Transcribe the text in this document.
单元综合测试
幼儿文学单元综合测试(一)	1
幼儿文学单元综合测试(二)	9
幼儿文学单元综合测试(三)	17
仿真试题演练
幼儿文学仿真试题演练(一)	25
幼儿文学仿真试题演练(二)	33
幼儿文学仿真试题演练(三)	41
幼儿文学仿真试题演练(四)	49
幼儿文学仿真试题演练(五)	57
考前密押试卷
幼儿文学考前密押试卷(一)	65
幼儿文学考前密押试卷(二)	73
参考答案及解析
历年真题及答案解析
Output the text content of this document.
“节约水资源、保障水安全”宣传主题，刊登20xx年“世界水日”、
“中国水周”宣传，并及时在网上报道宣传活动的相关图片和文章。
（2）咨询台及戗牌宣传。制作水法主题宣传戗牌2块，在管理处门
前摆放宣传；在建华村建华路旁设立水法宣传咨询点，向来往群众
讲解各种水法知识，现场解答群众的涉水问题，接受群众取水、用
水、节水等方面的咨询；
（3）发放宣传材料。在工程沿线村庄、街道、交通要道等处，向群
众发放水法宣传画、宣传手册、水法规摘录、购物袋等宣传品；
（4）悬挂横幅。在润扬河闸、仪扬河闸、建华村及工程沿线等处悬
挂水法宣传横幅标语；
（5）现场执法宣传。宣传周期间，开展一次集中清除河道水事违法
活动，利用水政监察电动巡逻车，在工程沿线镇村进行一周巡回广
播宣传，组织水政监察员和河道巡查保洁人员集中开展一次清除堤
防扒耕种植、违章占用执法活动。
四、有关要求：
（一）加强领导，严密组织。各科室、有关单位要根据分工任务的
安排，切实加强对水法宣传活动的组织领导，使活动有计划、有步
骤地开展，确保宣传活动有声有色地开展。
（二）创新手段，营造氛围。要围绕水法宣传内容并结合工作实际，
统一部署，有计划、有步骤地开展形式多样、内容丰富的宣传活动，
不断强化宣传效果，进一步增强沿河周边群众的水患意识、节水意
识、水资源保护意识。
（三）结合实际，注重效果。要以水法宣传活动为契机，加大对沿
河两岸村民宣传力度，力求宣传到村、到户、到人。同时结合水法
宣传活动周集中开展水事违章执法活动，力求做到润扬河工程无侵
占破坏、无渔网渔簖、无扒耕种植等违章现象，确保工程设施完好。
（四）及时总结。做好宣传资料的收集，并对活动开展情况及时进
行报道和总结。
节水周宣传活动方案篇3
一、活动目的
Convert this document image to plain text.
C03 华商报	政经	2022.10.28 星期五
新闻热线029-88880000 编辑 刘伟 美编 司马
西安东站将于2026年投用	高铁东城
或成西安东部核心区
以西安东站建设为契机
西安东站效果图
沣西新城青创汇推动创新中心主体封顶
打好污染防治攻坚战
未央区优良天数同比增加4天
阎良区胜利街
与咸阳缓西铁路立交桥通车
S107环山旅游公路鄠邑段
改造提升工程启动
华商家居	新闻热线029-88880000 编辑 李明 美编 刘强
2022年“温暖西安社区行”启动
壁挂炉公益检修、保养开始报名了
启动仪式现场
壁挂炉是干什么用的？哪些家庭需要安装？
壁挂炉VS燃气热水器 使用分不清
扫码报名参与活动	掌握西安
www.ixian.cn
::::
• **Direction**
Which lines above hold the word "text"? Copy each of them.

• **Reply to the exercise**
Transcribe the text in this document.
Output the text content of this document.
Convert this document image to plain text.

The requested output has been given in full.